> Given problem
Turn the stretch of rows from the very start through the one containing "The pinion 9 is at (650, 110)." into a numbered list, skipping any blank lines.

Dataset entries
* * * * * * *

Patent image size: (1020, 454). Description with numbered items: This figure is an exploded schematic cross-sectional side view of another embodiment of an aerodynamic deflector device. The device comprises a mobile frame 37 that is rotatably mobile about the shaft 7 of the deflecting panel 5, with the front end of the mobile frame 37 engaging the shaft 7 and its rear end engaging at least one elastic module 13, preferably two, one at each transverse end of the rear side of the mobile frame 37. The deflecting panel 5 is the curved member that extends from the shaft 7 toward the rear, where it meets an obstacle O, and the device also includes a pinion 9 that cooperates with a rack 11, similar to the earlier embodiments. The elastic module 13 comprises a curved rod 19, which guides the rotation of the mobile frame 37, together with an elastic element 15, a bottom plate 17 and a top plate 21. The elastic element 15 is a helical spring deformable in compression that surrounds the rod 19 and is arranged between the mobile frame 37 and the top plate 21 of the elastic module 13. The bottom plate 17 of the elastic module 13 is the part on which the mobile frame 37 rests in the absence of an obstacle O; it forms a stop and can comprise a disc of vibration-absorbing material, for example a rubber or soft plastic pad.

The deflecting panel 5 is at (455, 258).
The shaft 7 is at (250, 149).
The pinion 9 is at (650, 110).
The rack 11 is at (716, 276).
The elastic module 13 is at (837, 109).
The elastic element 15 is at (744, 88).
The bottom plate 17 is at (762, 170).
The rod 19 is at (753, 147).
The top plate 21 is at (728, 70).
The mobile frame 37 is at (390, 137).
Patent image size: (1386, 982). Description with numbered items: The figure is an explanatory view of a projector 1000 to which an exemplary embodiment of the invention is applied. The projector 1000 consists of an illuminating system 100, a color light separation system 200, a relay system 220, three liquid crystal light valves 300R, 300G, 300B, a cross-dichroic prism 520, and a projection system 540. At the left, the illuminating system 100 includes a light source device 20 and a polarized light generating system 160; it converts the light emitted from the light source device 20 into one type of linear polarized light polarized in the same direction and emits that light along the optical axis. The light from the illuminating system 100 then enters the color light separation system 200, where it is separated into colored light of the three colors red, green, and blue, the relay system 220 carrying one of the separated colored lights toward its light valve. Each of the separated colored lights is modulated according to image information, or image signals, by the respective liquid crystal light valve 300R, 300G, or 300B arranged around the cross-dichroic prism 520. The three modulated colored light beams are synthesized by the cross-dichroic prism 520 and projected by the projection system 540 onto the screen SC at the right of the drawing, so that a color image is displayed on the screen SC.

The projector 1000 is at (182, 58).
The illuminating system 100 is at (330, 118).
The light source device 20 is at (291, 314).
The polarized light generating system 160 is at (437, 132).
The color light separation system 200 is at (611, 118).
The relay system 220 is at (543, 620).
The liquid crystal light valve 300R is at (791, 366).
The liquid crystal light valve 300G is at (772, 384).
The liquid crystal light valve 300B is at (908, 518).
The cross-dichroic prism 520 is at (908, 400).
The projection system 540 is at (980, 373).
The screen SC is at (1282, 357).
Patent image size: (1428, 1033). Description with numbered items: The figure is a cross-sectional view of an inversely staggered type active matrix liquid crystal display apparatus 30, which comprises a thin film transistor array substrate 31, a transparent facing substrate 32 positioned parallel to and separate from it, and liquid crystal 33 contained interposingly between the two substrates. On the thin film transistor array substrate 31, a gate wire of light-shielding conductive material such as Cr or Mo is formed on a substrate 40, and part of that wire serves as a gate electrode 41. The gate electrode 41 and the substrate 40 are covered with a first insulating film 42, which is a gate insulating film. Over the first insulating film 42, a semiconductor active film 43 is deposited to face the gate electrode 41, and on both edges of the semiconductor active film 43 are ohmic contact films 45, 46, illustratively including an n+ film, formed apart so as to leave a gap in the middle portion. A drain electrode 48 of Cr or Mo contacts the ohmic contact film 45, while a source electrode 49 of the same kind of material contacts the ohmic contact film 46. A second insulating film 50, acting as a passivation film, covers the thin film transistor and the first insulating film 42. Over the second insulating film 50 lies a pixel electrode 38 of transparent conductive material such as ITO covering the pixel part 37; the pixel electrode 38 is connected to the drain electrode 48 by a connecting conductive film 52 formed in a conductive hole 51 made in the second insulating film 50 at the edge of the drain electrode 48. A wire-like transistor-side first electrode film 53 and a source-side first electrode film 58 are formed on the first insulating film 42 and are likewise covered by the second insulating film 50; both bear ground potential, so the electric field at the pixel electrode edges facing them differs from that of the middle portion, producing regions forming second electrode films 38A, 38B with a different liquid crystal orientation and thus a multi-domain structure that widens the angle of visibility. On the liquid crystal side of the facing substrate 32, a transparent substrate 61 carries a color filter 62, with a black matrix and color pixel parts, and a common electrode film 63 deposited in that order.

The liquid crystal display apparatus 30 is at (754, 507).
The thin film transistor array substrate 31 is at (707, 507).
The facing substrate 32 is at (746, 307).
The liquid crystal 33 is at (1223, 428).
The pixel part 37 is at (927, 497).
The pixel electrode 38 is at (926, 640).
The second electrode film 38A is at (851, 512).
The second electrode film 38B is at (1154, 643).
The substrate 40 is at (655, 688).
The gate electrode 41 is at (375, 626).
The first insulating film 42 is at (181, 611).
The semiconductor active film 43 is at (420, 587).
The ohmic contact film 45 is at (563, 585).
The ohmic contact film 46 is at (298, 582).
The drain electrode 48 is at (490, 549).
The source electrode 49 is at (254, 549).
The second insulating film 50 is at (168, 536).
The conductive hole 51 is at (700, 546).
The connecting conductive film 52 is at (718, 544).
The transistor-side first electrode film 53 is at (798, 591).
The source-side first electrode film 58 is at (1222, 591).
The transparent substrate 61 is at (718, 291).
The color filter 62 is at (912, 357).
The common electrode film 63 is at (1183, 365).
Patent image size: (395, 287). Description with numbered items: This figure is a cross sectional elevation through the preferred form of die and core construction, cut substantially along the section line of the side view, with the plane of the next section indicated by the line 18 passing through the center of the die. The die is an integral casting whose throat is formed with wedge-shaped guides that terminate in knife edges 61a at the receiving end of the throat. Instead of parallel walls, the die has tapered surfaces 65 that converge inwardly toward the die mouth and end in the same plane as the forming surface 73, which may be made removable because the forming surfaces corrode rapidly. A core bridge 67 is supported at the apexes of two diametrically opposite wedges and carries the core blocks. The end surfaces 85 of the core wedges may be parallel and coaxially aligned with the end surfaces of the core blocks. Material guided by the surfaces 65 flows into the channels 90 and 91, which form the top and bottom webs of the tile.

* * * * * * *

> Reply
1. Patent image size: (1020, 454). Description with numbered items: This figure is an exploded schematic cross-sectional side view of another embodiment of an aerodynamic deflector device. The device comprises a mobile frame 37 that is rotatably mobile about the shaft 7 of the deflecting panel 5, with the front end of the mobile frame 37 engaging the shaft 7 and its rear end engaging at least one elastic module 13, preferably two, one at each transverse end of the rear side of the mobile frame 37. The deflecting panel 5 is the curved member that extends from the shaft 7 toward the rear, where it meets an obstacle O, and the device also includes a pinion 9 that cooperates with a rack 11, similar to the earlier embodiments. The elastic module 13 comprises a curved rod 19, which guides the rotation of the mobile frame 37, together with an elastic element 15, a bottom plate 17 and a top plate 21. The elastic element 15 is a helical spring deformable in compression that surrounds the rod 19 and is arranged between the mobile frame 37 and the top plate 21 of the elastic module 13. The bottom plate 17 of the elastic module 13 is the part on which the mobile frame 37 rests in the absence of an obstacle O; it forms a stop and can comprise a disc of vibration-absorbing material, for example a rubber or soft plastic pad.
2. The deflecting panel 5 is at (455, 258).
3. The shaft 7 is at (250, 149).
4. The pinion 9 is at (650, 110).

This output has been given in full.